▶ GOAL
Return the records in full, exactly as given.

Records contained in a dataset
☆ ☆ ☆

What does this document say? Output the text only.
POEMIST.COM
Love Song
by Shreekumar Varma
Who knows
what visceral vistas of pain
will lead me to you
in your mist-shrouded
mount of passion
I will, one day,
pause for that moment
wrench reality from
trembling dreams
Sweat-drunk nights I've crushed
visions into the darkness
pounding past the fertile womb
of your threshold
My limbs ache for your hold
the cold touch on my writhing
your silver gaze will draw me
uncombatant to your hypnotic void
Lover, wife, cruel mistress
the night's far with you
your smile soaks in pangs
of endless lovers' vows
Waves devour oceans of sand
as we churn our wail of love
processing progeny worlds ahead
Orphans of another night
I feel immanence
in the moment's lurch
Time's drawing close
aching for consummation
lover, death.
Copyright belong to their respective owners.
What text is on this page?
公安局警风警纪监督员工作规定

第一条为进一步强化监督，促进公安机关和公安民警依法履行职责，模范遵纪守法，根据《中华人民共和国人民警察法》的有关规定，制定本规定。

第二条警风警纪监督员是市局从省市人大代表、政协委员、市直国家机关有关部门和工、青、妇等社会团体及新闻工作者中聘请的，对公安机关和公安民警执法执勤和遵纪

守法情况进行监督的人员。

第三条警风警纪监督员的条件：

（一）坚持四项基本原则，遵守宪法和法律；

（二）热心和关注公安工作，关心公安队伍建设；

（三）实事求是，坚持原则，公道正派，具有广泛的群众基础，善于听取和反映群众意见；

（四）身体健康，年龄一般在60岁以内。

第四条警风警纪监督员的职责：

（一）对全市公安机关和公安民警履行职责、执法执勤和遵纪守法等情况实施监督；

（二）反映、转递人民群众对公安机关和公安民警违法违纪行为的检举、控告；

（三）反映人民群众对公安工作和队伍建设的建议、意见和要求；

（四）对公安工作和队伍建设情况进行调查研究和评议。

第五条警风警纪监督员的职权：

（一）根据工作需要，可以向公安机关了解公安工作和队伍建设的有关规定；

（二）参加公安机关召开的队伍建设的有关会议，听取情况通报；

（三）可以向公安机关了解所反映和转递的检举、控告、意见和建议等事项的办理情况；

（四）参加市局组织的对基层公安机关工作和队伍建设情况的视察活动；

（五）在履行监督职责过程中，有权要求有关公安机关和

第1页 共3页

☆ ☆ ☆

▶ TASK ANSWER
What does this document say? Output the text only.
POEMIST.COM
Love Song
by Shreekumar Varma
Who knows
what visceral vistas of pain
will lead me to you
in your mist-shrouded
mount of passion
I will, one day,
pause for that moment
wrench reality from
trembling dreams
Sweat-drunk nights I've crushed
visions into the darkness
pounding past the fertile womb
of your threshold
My limbs ache for your hold
the cold touch on my writhing
your silver gaze will draw me
uncombatant to your hypnotic void
Lover, wife, cruel mistress
the night's far with you
your smile soaks in pangs
of endless lovers' vows
Waves devour oceans of sand
as we churn our wail of love
processing progeny worlds ahead
Orphans of another night
I feel immanence
in the moment's lurch
Time's drawing close
aching for consummation
lover, death.
Copyright belong to their respective owners.
What text is on this page?
公安局警风警纪监督员工作规定

第一条为进一步强化监督，促进公安机关和公安民警依法履行职责，模范遵纪守法，根据《中华人民共和国人民警察法》的有关规定，制定本规定。

第二条警风警纪监督员是市局从省市人大代表、政协委员、市直国家机关有关部门和工、青、妇等社会团体及新闻工作者中聘请的，对公安机关和公安民警执法执勤和遵纪

守法情况进行监督的人员。

第三条警风警纪监督员的条件：

（一）坚持四项基本原则，遵守宪法和法律；

（二）热心和关注公安工作，关心公安队伍建设；

（三）实事求是，坚持原则，公道正派，具有广泛的群众基础，善于听取和反映群众意见；

（四）身体健康，年龄一般在60岁以内。

第四条警风警纪监督员的职责：

（一）对全市公安机关和公安民警履行职责、执法执勤和遵纪守法等情况实施监督；

（二）反映、转递人民群众对公安机关和公安民警违法违纪行为的检举、控告；

（三）反映人民群众对公安工作和队伍建设的建议、意见和要求；

（四）对公安工作和队伍建设情况进行调查研究和评议。

第五条警风警纪监督员的职权：

（一）根据工作需要，可以向公安机关了解公安工作和队伍建设的有关规定；

（二）参加公安机关召开的队伍建设的有关会议，听取情况通报；

（三）可以向公安机关了解所反映和转递的检举、控告、意见和建议等事项的办理情况；

（四）参加市局组织的对基层公安机关工作和队伍建设情况的视察活动；

（五）在履行监督职责过程中，有权要求有关公安机关和

第1页 共3页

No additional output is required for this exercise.